> [Problem to work on] Transcribe the material verbatim in full; the pictures do not belong in the copy.

===== Material provided =====

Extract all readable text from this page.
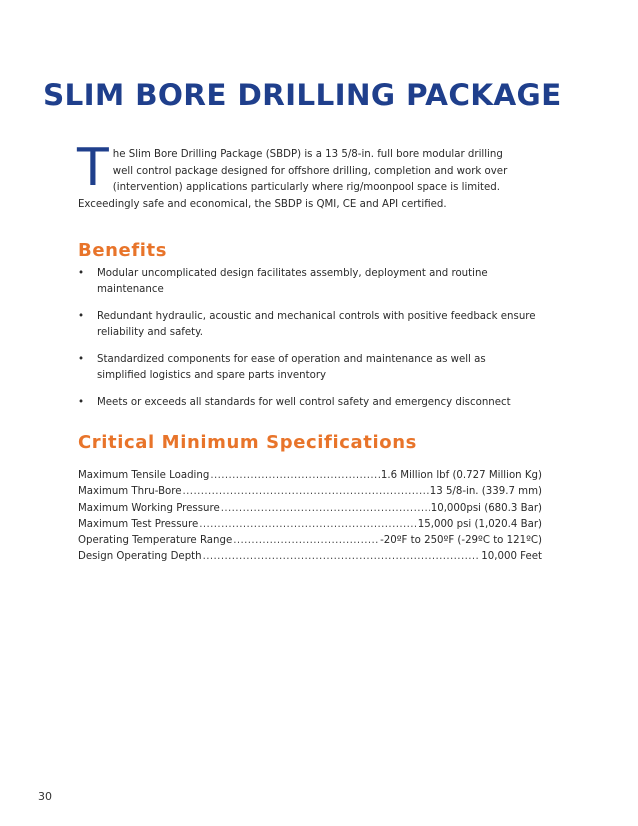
SLIM BORE DRILLING PACKAGE
T he Slim Bore Drilling Package (SBDP) is a 13 5/8-in. full bore modular drilling well control package designed for offshore drilling, completion and work over (intervention) applications particularly where rig/moonpool space is limited. Exceedingly safe and economical, the SBDP is QMI, CE and API certified.

Benefits
• Modular uncomplicated design facilitates assembly, deployment and routine maintenance
• Redundant hydraulic, acoustic and mechanical controls with positive feedback ensure reliability and safety.
• Standardized components for ease of operation and maintenance as well as simplified logistics and spare parts inventory
• Meets or exceeds all standards for well control safety and emergency disconnect
Critical Minimum Specifications
Maximum Tensile Loading .....	1.6 Million lbf (0.727 Million Kg)
Maximum Thru-Bore .....	13 5/8-in. (339.7 mm)
Maximum Working Pressure .....	10,000psi (680.3 Bar)
Maximum Test Pressure .....	15,000 psi (1,020.4 Bar)
Operating Temperature Range .....	-20ºF to 250ºF (-29ºC to 121ºC)
Design Operating Depth .....	10,000 Feet
30
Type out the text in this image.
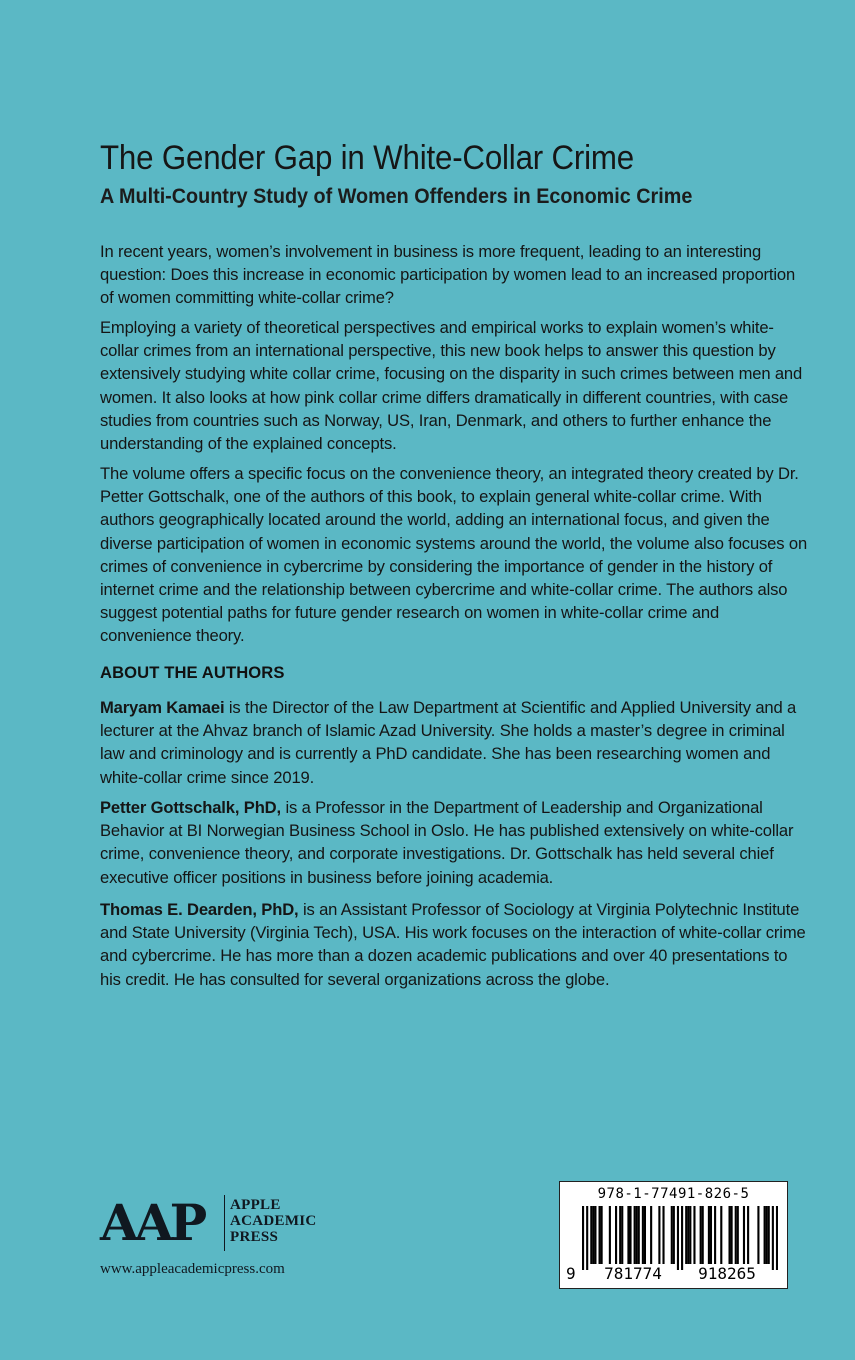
The Gender Gap in White-Collar Crime
A Multi-Country Study of Women Offenders in Economic Crime

In recent years, women’s involvement in business is more frequent, leading to an interesting question: Does this increase in economic participation by women lead to an increased proportion of women committing white-collar crime?

Employing a variety of theoretical perspectives and empirical works to explain women’s white-collar crimes from an international perspective, this new book helps to answer this question by extensively studying white collar crime, focusing on the disparity in such crimes between men and women. It also looks at how pink collar crime differs dramatically in different countries, with case studies from countries such as Norway, US, Iran, Denmark, and others to further enhance the understanding of the explained concepts.

The volume offers a specific focus on the convenience theory, an integrated theory created by Dr. Petter Gottschalk, one of the authors of this book, to explain general white-collar crime. With authors geographically located around the world, adding an international focus, and given the diverse participation of women in economic systems around the world, the volume also focuses on crimes of convenience in cybercrime by considering the importance of gender in the history of internet crime and the relationship between cybercrime and white-collar crime. The authors also suggest potential paths for future gender research on women in white-collar crime and convenience theory.

ABOUT THE AUTHORS

Maryam Kamaei is the Director of the Law Department at Scientific and Applied University and a lecturer at the Ahvaz branch of Islamic Azad University. She holds a master’s degree in criminal law and criminology and is currently a PhD candidate. She has been researching women and white-collar crime since 2019.

Petter Gottschalk, PhD, is a Professor in the Department of Leadership and Organizational Behavior at BI Norwegian Business School in Oslo. He has published extensively on white-collar crime, convenience theory, and corporate investigations. Dr. Gottschalk has held several chief executive officer positions in business before joining academia.

Thomas E. Dearden, PhD, is an Assistant Professor of Sociology at Virginia Polytechnic Institute and State University (Virginia Tech), USA. His work focuses on the interaction of white-collar crime and cybercrime. He has more than a dozen academic publications and over 40 presentations to his credit. He has consulted for several organizations across the globe.

AAP APPLE
ACADEMIC
PRESS
www.appleacademicpress.com
978-1-77491-826-5
9	781774	918265
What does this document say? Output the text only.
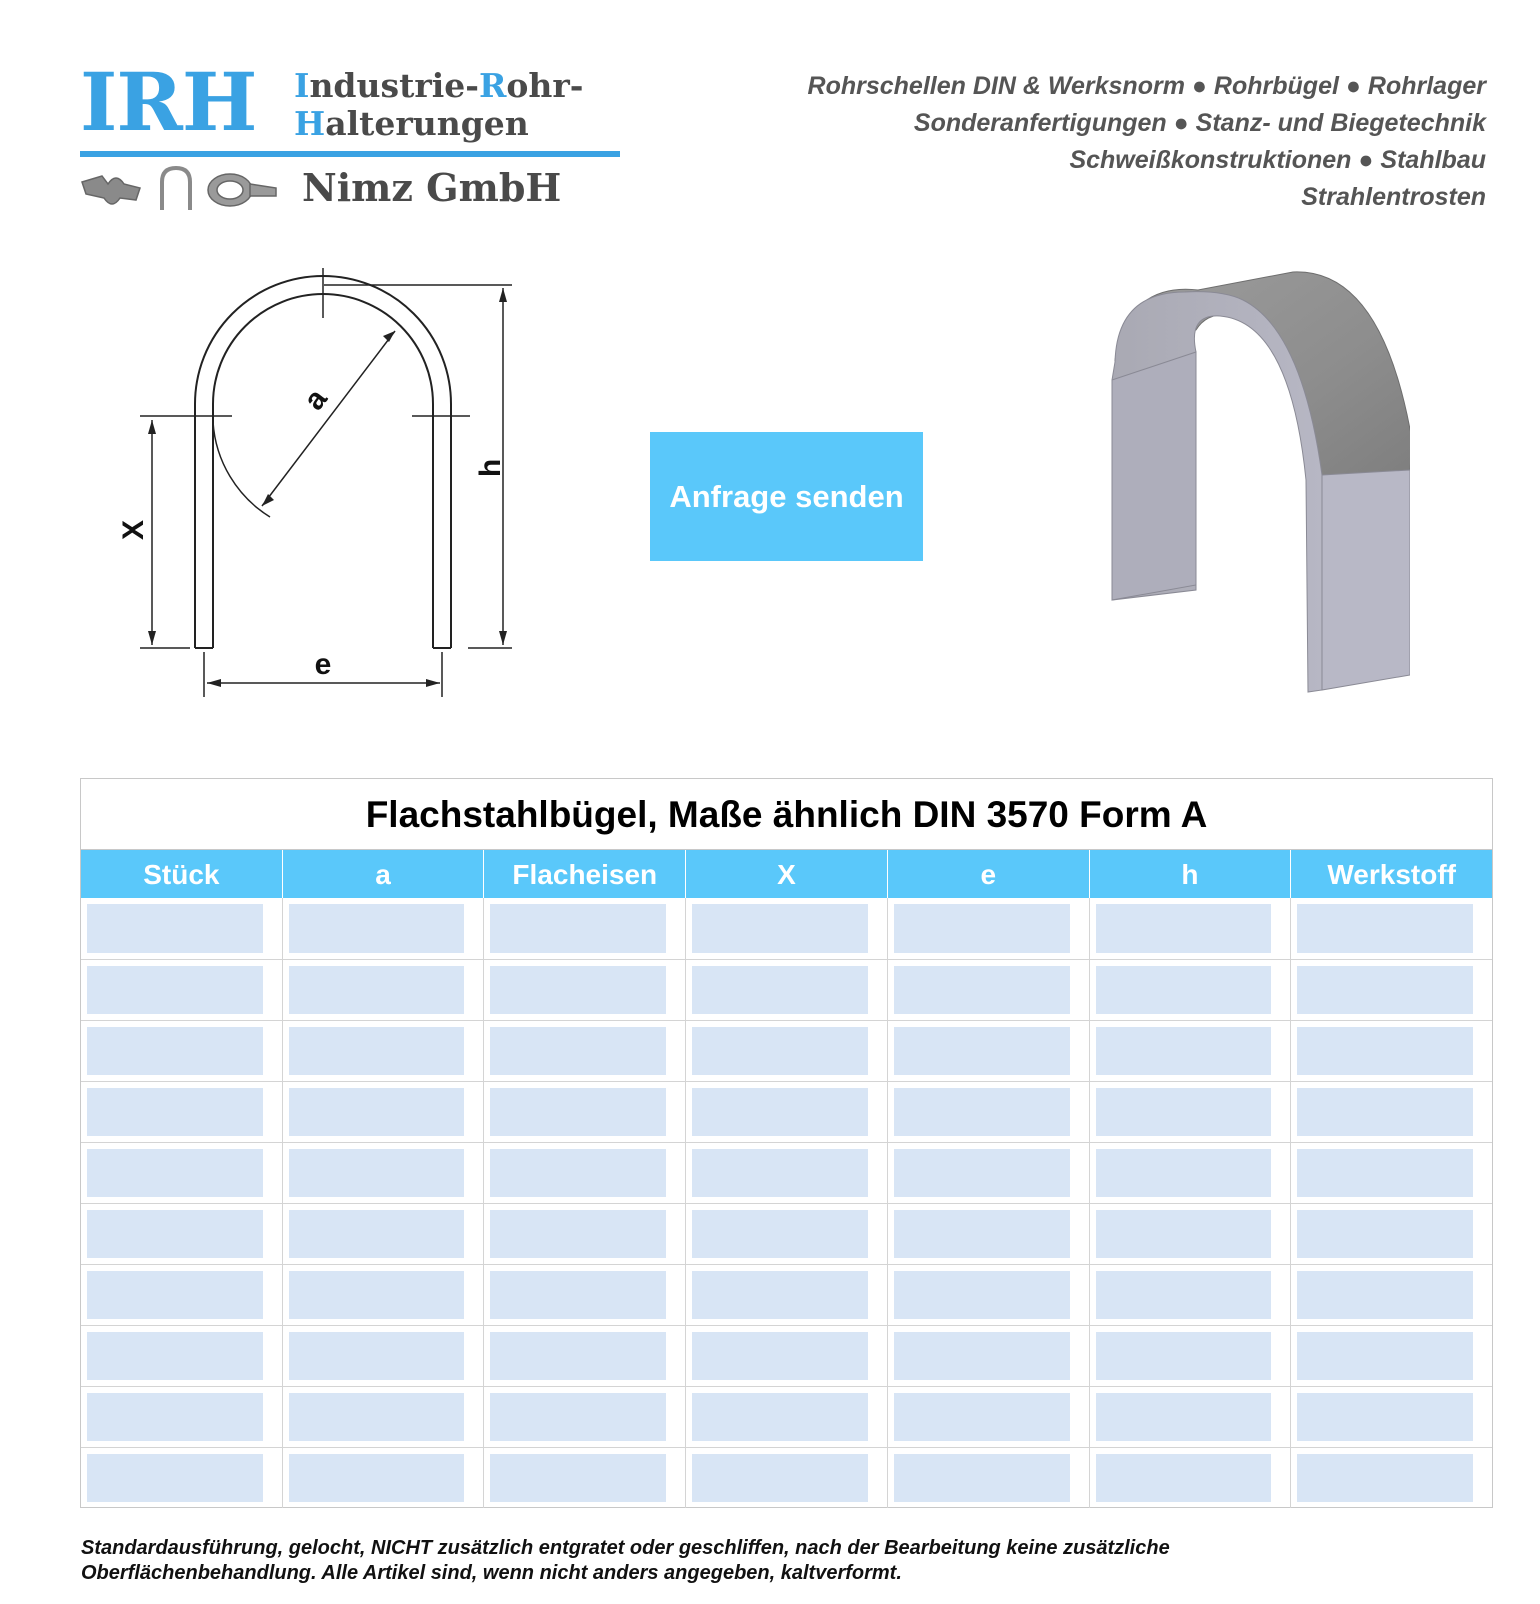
IRH Industrie-Rohr-
Halterungen
Nimz GmbH
Rohrschellen DIN & Werksnorm ● Rohrbügel ● Rohrlager
Sonderanfertigungen ● Stanz- und Biegetechnik
Schweißkonstruktionen ● Stahlbau
Strahlentrosten
a
h
X
e
Anfrage senden
Flachstahlbügel, Maße ähnlich DIN 3570 Form A
Stück	a	Flacheisen	X	e	h	Werkstoff
Standardausführung, gelocht, NICHT zusätzlich entgratet oder geschliffen, nach der Bearbeitung keine zusätzliche
Oberflächenbehandlung. Alle Artikel sind, wenn nicht anders angegeben, kaltverformt.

=====

> [Exercise output]
Extract all readable text from this page.
SLIM BORE DRILLING PACKAGE
T he Slim Bore Drilling Package (SBDP) is a 13 5/8-in. full bore modular drilling well control package designed for offshore drilling, completion and work over (intervention) applications particularly where rig/moonpool space is limited. Exceedingly safe and economical, the SBDP is QMI, CE and API certified.

Benefits
• Modular uncomplicated design facilitates assembly, deployment and routine maintenance
• Redundant hydraulic, acoustic and mechanical controls with positive feedback ensure reliability and safety.
• Standardized components for ease of operation and maintenance as well as simplified logistics and spare parts inventory
• Meets or exceeds all standards for well control safety and emergency disconnect
Critical Minimum Specifications
Maximum Tensile Loading .....	1.6 Million lbf (0.727 Million Kg)
Maximum Thru-Bore .....	13 5/8-in. (339.7 mm)
Maximum Working Pressure .....	10,000psi (680.3 Bar)
Maximum Test Pressure .....	15,000 psi (1,020.4 Bar)
Operating Temperature Range .....	-20ºF to 250ºF (-29ºC to 121ºC)
Design Operating Depth .....	10,000 Feet
30
Type out the text in this image.
The Gender Gap in White-Collar Crime
A Multi-Country Study of Women Offenders in Economic Crime

In recent years, women’s involvement in business is more frequent, leading to an interesting question: Does this increase in economic participation by women lead to an increased proportion of women committing white-collar crime?

Employing a variety of theoretical perspectives and empirical works to explain women’s white-collar crimes from an international perspective, this new book helps to answer this question by extensively studying white collar crime, focusing on the disparity in such crimes between men and women. It also looks at how pink collar crime differs dramatically in different countries, with case studies from countries such as Norway, US, Iran, Denmark, and others to further enhance the understanding of the explained concepts.

The volume offers a specific focus on the convenience theory, an integrated theory created by Dr. Petter Gottschalk, one of the authors of this book, to explain general white-collar crime. With authors geographically located around the world, adding an international focus, and given the diverse participation of women in economic systems around the world, the volume also focuses on crimes of convenience in cybercrime by considering the importance of gender in the history of internet crime and the relationship between cybercrime and white-collar crime. The authors also suggest potential paths for future gender research on women in white-collar crime and convenience theory.

ABOUT THE AUTHORS

Maryam Kamaei is the Director of the Law Department at Scientific and Applied University and a lecturer at the Ahvaz branch of Islamic Azad University. She holds a master’s degree in criminal law and criminology and is currently a PhD candidate. She has been researching women and white-collar crime since 2019.

Petter Gottschalk, PhD, is a Professor in the Department of Leadership and Organizational Behavior at BI Norwegian Business School in Oslo. He has published extensively on white-collar crime, convenience theory, and corporate investigations. Dr. Gottschalk has held several chief executive officer positions in business before joining academia.

Thomas E. Dearden, PhD, is an Assistant Professor of Sociology at Virginia Polytechnic Institute and State University (Virginia Tech), USA. His work focuses on the interaction of white-collar crime and cybercrime. He has more than a dozen academic publications and over 40 presentations to his credit. He has consulted for several organizations across the globe.

AAP APPLE
ACADEMIC
PRESS
www.appleacademicpress.com
978-1-77491-826-5
9	781774	918265
What does this document say? Output the text only.
IRH Industrie-Rohr-
Halterungen
Nimz GmbH
Rohrschellen DIN & Werksnorm ● Rohrbügel ● Rohrlager
Sonderanfertigungen ● Stanz- und Biegetechnik
Schweißkonstruktionen ● Stahlbau
Strahlentrosten
a
h
X
e
Anfrage senden
Flachstahlbügel, Maße ähnlich DIN 3570 Form A
Stück	a	Flacheisen	X	e	h	Werkstoff
Standardausführung, gelocht, NICHT zusätzlich entgratet oder geschliffen, nach der Bearbeitung keine zusätzliche
Oberflächenbehandlung. Alle Artikel sind, wenn nicht anders angegeben, kaltverformt.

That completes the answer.